# What is required
Extract all lines containing "screenshot".

Saved entries:
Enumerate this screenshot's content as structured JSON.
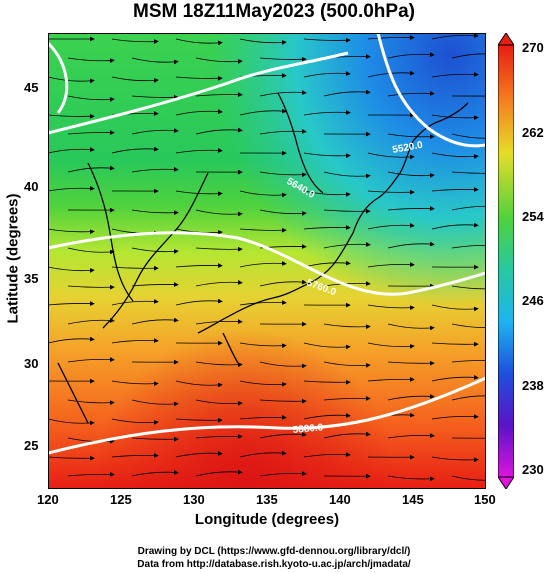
{
  "title": "MSM 18Z11May2023 (500.0hPa)",
  "xaxis": {
    "label": "Longitude (degrees)",
    "ticks": [
      "120",
      "125",
      "130",
      "135",
      "140",
      "145",
      "150"
    ]
  },
  "yaxis": {
    "label": "Latitude  (degrees)",
    "ticks": [
      "45",
      "40",
      "35",
      "30",
      "25"
    ]
  },
  "colorbar": {
    "ticks": [
      "270",
      "262",
      "254",
      "246",
      "238",
      "230"
    ]
  },
  "contour_labels": [
    "5520.0",
    "5640.0",
    "5760.0",
    "5880.0"
  ],
  "credits": {
    "line1": "Drawing by DCL (https://www.gfd-dennou.org/library/dcl/)",
    "line2": "Data from http://database.rish.kyoto-u.ac.jp/arch/jmadata/"
  },
  "colors": {
    "warm": "#e8281e",
    "mid": "#22c832",
    "cold": "#1e6ee6",
    "contour": "#ffffff"
  }
}
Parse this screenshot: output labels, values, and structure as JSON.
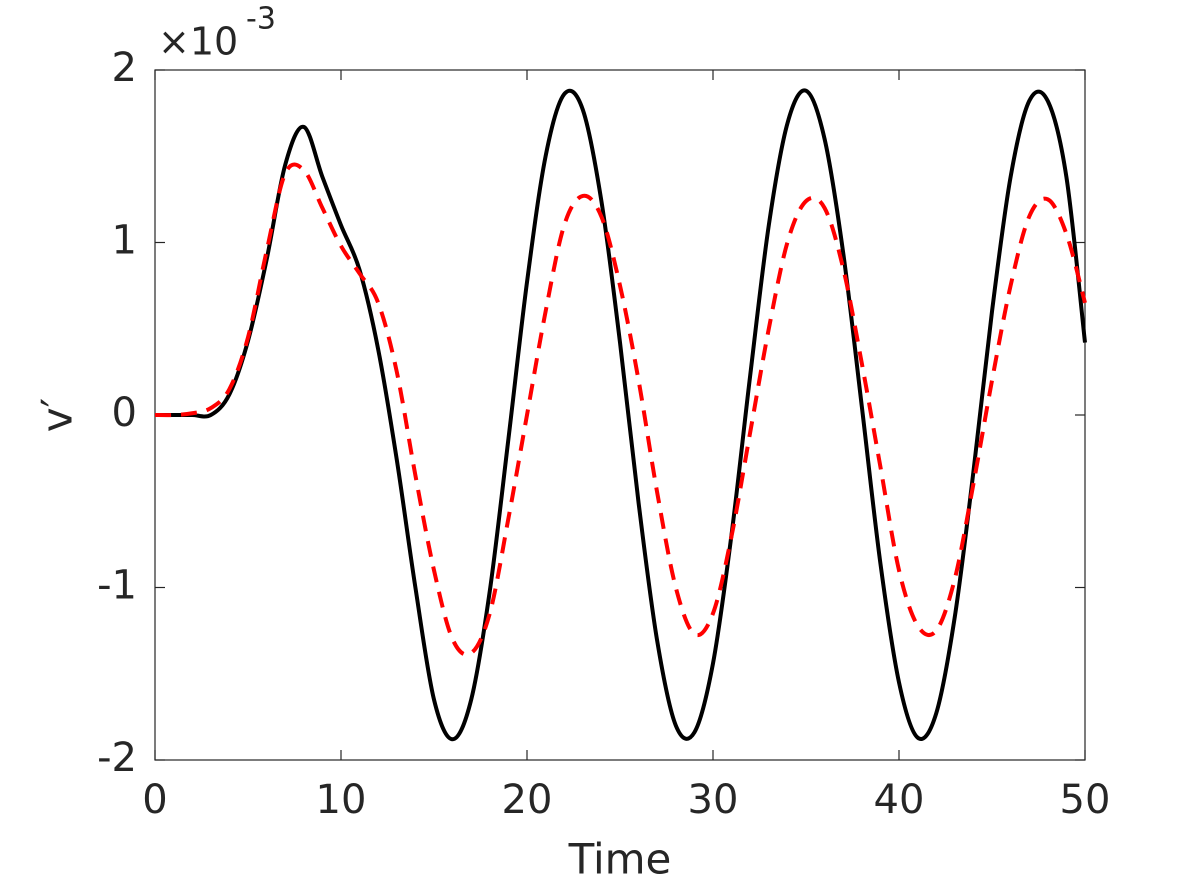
{
  "chart_data": {
    "type": "line",
    "xlabel": "Time",
    "ylabel": "v′",
    "y_exponent_base": "×10",
    "y_exponent_power": "-3",
    "x": [
      0,
      1,
      2,
      3,
      4,
      5,
      6,
      7,
      8,
      9,
      10,
      11,
      12,
      13,
      14,
      15,
      16,
      17,
      18,
      19,
      20,
      21,
      22,
      23,
      24,
      25,
      26,
      27,
      28,
      29,
      30,
      31,
      32,
      33,
      34,
      35,
      36,
      37,
      38,
      39,
      40,
      41,
      42,
      43,
      44,
      45,
      46,
      47,
      48,
      49,
      50
    ],
    "series": [
      {
        "color": "#000000",
        "dash": "solid",
        "values": [
          0,
          0,
          0,
          0,
          0.12,
          0.43,
          0.9,
          1.45,
          1.67,
          1.38,
          1.1,
          0.84,
          0.38,
          -0.26,
          -1.0,
          -1.65,
          -1.88,
          -1.65,
          -1.02,
          -0.14,
          0.77,
          1.5,
          1.86,
          1.77,
          1.24,
          0.42,
          -0.51,
          -1.31,
          -1.8,
          -1.84,
          -1.44,
          -0.69,
          0.23,
          1.1,
          1.69,
          1.88,
          1.6,
          0.94,
          0.05,
          -0.86,
          -1.55,
          -1.87,
          -1.73,
          -1.17,
          -0.33,
          0.6,
          1.38,
          1.82,
          1.82,
          1.38,
          0.42
        ]
      },
      {
        "color": "#ff0000",
        "dash": "dashed",
        "values": [
          0,
          0,
          0.01,
          0.04,
          0.15,
          0.45,
          0.95,
          1.4,
          1.42,
          1.2,
          0.98,
          0.82,
          0.65,
          0.25,
          -0.35,
          -0.9,
          -1.3,
          -1.38,
          -1.15,
          -0.6,
          0.0,
          0.6,
          1.1,
          1.27,
          1.15,
          0.75,
          0.2,
          -0.45,
          -1.0,
          -1.27,
          -1.15,
          -0.7,
          -0.1,
          0.5,
          1.0,
          1.24,
          1.2,
          0.85,
          0.3,
          -0.3,
          -0.9,
          -1.22,
          -1.25,
          -0.95,
          -0.4,
          0.2,
          0.75,
          1.15,
          1.25,
          1.05,
          0.65
        ]
      }
    ],
    "xlim": [
      0,
      50
    ],
    "xticks": [
      0,
      10,
      20,
      30,
      40,
      50
    ],
    "ylim": [
      -2,
      2
    ],
    "yticks": [
      -2,
      -1,
      0,
      1,
      2
    ],
    "grid": false,
    "box": true
  }
}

# Worked answer
Enumerate this screenshot's content as structured JSON.
Parse this screenshot: output labels, values, and structure as JSON.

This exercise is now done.